**WHAT TO PRODUCE**
Select lines where the word "kell" appears.

* start GIVEN RECORDS *

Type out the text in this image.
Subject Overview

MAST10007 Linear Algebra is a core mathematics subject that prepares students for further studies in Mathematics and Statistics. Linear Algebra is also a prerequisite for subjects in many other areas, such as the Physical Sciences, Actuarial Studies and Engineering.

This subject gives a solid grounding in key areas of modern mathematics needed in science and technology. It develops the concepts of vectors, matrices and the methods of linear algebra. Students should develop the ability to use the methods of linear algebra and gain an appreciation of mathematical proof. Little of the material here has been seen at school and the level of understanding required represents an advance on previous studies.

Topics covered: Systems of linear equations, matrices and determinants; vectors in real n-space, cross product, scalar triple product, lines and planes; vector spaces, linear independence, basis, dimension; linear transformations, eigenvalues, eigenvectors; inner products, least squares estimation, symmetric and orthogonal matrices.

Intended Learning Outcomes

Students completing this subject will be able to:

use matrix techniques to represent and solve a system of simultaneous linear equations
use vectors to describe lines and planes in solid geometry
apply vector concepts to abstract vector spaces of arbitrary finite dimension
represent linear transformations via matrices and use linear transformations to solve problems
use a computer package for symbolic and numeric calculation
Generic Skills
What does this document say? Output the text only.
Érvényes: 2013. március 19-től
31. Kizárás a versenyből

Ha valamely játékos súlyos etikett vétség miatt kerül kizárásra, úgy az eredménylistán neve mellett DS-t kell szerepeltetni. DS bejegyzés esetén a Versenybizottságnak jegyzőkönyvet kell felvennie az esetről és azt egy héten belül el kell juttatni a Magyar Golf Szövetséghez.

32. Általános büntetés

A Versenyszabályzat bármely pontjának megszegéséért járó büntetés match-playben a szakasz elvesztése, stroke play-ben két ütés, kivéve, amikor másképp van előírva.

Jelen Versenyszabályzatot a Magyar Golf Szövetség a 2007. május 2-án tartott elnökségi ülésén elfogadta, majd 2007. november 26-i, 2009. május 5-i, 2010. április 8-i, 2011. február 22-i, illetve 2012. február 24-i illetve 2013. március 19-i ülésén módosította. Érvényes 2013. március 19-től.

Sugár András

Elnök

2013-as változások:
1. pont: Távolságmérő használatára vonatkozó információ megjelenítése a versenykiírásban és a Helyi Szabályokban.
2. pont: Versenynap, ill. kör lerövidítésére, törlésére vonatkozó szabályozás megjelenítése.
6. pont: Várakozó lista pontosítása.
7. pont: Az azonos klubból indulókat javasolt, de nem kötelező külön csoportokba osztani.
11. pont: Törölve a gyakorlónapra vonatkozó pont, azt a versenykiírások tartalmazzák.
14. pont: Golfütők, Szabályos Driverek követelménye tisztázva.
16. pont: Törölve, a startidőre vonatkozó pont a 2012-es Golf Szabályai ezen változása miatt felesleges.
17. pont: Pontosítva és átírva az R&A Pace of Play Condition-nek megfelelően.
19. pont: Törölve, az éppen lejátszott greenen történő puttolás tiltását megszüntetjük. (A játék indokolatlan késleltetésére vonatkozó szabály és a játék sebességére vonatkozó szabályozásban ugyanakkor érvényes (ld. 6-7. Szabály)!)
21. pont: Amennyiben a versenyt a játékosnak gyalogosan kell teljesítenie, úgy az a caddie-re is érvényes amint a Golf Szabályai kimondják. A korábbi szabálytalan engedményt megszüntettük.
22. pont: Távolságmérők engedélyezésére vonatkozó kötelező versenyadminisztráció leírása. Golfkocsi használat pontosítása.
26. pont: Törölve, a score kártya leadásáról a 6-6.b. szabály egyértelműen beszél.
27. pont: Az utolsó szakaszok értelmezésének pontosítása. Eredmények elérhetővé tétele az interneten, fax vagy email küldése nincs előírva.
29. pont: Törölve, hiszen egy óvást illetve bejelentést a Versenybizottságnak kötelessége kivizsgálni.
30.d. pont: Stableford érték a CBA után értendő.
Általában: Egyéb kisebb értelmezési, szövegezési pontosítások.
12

* end GIVEN RECORDS *

**FINAL ANSWER**
Ha valamely játékos súlyos etikett vétség miatt kerül kizárásra, úgy az eredménylistán neve mellett DS-t kell szerepeltetni. DS bejegyzés esetén a Versenybizottságnak jegyzőkönyvet kell felvennie az esetről és azt egy héten belül el kell juttatni a Magyar Golf Szövetséghez.
21. pont: Amennyiben a versenyt a játékosnak gyalogosan kell teljesítenie, úgy az a caddie-re is érvényes amint a Golf Szabályai kimondják. A korábbi szabálytalan engedményt megszüntettük.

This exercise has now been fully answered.